━━ Provided data

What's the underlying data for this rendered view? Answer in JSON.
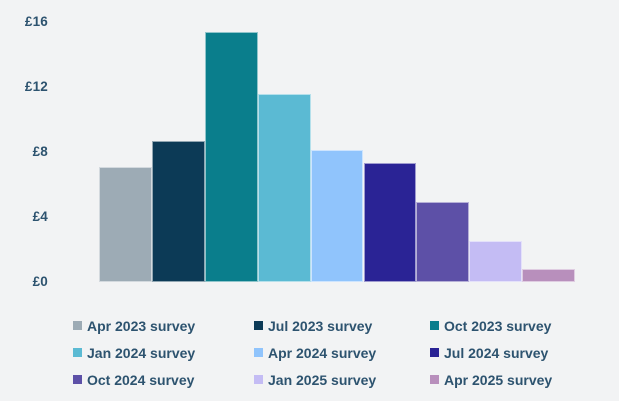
{
  "page": {
    "background": "#f2f3f4",
    "text_color": "#2d536f"
  },
  "chart_data": {
    "type": "bar",
    "title": "",
    "xlabel": "",
    "ylabel": "",
    "currency_prefix": "£",
    "categories": [
      "Apr 2023 survey",
      "Jul 2023 survey",
      "Oct 2023 survey",
      "Jan 2024 survey",
      "Apr 2024 survey",
      "Jul 2024 survey",
      "Oct 2024 survey",
      "Jan 2025 survey",
      "Apr 2025 survey"
    ],
    "values": [
      7.1,
      8.7,
      15.4,
      11.6,
      8.1,
      7.3,
      4.9,
      2.5,
      0.8
    ],
    "bar_colors": [
      "#9dabb5",
      "#0c3a56",
      "#0a7e8c",
      "#5bbad3",
      "#90c4fc",
      "#2a2395",
      "#5d50a7",
      "#c4bcf4",
      "#b88fbc"
    ],
    "ylim": [
      0,
      16
    ],
    "yticks": [
      {
        "value": 0,
        "label": "£0"
      },
      {
        "value": 4,
        "label": "£4"
      },
      {
        "value": 8,
        "label": "£8"
      },
      {
        "value": 12,
        "label": "£12"
      },
      {
        "value": 16,
        "label": "£16"
      }
    ],
    "grid": false,
    "x_axis_labels": false,
    "legend_position": "bottom",
    "legend_columns": 3,
    "legend_rows": 3
  }
}
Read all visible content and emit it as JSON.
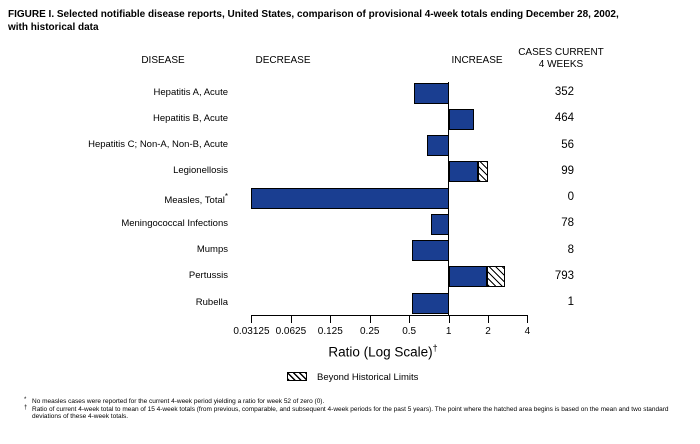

━━━━

## Goal of the exercise
In the entries above, find each line with the word "survey" and show it.

## Result below
      "Apr 2023 survey",
      "Jul 2023 survey",
      "Oct 2023 survey",
      "Jan 2024 survey",
      "Apr 2024 survey",
      "Jul 2024 survey",
      "Oct 2024 survey",
      "Jan 2025 survey",
      "Apr 2025 survey"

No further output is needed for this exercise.